Work to be completed:
For every line in the records that has the word "namjoon", make a copy.

Stored records:
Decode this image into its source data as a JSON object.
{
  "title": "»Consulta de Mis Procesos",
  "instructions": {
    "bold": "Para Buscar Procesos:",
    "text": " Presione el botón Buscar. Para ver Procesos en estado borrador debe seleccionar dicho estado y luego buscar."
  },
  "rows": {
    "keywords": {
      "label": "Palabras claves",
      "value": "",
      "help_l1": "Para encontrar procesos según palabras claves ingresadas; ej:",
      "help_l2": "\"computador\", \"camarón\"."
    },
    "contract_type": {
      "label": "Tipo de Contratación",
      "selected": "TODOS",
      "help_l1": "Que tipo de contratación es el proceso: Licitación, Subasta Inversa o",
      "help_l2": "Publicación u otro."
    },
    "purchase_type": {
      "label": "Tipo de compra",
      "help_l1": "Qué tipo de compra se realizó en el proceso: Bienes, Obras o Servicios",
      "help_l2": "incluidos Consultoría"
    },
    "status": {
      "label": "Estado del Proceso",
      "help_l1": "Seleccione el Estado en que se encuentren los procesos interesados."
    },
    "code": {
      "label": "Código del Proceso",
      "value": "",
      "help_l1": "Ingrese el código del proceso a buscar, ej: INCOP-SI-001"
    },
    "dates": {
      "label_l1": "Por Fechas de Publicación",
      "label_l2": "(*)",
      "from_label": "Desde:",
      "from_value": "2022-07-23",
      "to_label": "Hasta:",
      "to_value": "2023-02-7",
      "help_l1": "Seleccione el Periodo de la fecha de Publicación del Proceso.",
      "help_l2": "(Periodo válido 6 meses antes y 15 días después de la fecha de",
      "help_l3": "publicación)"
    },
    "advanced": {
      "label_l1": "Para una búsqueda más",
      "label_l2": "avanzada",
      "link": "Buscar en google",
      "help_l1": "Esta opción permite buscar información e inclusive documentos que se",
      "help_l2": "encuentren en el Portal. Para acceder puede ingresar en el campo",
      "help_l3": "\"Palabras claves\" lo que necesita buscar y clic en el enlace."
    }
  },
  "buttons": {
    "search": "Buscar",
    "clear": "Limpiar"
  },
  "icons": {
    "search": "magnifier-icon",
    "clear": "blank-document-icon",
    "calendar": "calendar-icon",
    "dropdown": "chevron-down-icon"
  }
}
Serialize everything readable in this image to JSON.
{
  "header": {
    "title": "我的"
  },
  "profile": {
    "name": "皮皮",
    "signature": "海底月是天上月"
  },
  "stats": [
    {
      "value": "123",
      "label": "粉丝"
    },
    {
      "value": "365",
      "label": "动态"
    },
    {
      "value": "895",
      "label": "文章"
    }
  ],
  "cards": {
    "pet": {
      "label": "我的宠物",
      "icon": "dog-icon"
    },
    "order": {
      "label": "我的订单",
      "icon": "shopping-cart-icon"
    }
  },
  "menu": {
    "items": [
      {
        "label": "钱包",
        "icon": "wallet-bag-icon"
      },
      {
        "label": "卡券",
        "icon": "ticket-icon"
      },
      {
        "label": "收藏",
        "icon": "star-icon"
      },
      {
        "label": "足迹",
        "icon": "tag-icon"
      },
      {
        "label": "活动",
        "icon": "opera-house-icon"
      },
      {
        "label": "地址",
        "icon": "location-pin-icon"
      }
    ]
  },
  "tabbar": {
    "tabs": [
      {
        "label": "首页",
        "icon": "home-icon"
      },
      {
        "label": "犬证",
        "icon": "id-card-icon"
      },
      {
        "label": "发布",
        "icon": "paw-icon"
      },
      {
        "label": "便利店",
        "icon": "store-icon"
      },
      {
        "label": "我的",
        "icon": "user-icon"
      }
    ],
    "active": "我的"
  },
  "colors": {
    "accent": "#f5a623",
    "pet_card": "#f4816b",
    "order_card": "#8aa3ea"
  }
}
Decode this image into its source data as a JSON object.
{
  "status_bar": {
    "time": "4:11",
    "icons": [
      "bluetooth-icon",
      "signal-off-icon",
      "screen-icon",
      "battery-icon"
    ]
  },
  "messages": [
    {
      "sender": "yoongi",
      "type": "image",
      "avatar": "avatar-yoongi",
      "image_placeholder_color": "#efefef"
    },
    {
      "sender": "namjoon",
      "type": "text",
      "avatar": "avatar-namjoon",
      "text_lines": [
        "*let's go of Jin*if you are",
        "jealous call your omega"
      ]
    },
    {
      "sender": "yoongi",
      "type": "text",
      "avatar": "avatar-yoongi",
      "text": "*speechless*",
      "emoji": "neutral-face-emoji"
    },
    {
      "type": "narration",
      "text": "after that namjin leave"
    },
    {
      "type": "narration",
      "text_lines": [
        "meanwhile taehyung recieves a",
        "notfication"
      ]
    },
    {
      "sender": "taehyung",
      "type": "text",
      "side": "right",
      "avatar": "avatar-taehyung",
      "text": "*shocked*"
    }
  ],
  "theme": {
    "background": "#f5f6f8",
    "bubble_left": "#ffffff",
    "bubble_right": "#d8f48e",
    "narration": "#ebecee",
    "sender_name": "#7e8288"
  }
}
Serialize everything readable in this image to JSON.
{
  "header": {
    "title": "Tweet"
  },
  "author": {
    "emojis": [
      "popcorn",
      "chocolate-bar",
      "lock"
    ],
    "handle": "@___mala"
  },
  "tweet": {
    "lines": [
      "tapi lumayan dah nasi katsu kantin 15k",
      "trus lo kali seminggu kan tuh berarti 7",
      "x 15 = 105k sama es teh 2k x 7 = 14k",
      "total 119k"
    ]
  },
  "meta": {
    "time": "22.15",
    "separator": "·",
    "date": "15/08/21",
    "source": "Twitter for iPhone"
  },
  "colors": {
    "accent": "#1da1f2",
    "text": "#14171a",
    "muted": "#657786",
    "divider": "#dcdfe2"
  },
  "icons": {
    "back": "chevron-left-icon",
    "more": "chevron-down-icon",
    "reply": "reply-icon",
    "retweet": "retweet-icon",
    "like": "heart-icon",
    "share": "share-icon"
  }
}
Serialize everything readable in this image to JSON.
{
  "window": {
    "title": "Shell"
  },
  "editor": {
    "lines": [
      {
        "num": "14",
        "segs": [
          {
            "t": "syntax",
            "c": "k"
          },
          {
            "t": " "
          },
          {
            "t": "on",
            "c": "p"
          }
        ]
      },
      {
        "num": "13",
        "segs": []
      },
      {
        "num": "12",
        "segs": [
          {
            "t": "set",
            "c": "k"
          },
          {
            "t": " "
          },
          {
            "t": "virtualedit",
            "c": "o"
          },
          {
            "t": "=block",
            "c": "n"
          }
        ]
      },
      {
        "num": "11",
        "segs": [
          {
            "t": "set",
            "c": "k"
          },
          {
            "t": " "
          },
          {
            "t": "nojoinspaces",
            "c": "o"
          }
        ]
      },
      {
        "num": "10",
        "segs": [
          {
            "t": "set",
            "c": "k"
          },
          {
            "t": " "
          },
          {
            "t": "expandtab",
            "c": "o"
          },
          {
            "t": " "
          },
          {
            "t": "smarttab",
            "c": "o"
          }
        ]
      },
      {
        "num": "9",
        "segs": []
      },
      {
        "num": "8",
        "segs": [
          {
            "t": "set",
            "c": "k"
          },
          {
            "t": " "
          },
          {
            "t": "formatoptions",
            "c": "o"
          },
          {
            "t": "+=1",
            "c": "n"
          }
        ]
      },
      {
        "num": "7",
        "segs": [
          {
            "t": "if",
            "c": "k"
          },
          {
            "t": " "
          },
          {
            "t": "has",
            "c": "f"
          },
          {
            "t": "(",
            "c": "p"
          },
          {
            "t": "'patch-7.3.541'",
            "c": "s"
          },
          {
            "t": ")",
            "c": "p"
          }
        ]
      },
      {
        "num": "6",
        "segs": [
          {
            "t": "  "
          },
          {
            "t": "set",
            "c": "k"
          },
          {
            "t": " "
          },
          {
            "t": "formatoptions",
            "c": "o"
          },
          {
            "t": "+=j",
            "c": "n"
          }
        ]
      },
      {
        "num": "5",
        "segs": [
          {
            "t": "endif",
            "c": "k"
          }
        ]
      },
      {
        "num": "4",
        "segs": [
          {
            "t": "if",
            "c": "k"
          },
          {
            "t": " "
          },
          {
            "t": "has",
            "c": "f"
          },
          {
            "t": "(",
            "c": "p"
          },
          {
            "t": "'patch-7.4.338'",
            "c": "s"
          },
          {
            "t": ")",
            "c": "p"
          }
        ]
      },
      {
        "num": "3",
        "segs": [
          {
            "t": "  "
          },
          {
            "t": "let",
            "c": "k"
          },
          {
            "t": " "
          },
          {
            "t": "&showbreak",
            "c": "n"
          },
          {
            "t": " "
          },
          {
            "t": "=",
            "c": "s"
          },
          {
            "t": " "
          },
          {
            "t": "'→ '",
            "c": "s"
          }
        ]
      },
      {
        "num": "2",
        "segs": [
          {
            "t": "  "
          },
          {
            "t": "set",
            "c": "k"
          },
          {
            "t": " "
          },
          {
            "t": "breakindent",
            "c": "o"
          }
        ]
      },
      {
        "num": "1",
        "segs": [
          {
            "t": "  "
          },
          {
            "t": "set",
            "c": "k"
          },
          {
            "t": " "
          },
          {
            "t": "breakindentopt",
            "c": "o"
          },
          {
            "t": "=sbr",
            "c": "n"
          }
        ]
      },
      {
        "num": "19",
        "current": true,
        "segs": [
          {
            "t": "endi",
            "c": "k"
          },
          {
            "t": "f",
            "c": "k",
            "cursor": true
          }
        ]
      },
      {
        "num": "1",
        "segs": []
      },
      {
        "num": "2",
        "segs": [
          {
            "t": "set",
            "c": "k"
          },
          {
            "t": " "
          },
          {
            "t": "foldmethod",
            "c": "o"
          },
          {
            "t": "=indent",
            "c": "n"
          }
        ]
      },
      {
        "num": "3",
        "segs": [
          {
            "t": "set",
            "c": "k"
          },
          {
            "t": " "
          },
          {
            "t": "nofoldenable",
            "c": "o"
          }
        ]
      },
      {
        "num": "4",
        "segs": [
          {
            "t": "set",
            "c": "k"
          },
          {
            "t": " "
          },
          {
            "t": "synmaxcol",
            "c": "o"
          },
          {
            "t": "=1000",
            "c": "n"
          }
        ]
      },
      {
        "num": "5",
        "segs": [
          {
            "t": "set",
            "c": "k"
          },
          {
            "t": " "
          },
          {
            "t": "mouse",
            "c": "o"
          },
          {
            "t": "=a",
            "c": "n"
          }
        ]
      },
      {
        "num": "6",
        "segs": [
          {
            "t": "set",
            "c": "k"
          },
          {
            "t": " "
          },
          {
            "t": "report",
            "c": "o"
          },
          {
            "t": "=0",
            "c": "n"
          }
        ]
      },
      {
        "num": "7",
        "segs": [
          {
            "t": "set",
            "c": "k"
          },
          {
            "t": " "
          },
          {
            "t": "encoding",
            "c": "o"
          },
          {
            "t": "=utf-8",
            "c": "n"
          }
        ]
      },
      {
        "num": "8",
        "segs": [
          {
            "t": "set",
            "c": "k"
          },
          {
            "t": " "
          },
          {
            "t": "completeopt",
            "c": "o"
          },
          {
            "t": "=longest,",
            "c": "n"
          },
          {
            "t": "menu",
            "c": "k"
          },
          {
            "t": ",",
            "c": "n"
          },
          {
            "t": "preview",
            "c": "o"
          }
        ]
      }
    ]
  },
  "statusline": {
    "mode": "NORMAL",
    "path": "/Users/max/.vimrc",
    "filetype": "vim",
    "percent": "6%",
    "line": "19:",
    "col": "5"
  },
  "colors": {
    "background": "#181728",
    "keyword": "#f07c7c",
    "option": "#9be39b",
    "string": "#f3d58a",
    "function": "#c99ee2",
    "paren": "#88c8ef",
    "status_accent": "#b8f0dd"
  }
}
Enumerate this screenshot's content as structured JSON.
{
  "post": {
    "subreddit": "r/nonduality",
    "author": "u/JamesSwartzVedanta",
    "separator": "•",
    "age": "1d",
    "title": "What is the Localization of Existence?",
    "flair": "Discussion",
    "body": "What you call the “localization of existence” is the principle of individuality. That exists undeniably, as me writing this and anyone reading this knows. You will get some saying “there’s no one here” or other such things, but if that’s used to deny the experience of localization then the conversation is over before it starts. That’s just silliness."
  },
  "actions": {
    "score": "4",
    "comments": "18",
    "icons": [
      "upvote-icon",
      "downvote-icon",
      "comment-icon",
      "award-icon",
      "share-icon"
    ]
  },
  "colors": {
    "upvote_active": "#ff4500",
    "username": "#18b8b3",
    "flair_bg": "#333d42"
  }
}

Response to the task:
      "sender": "namjoon",
      "avatar": "avatar-namjoon",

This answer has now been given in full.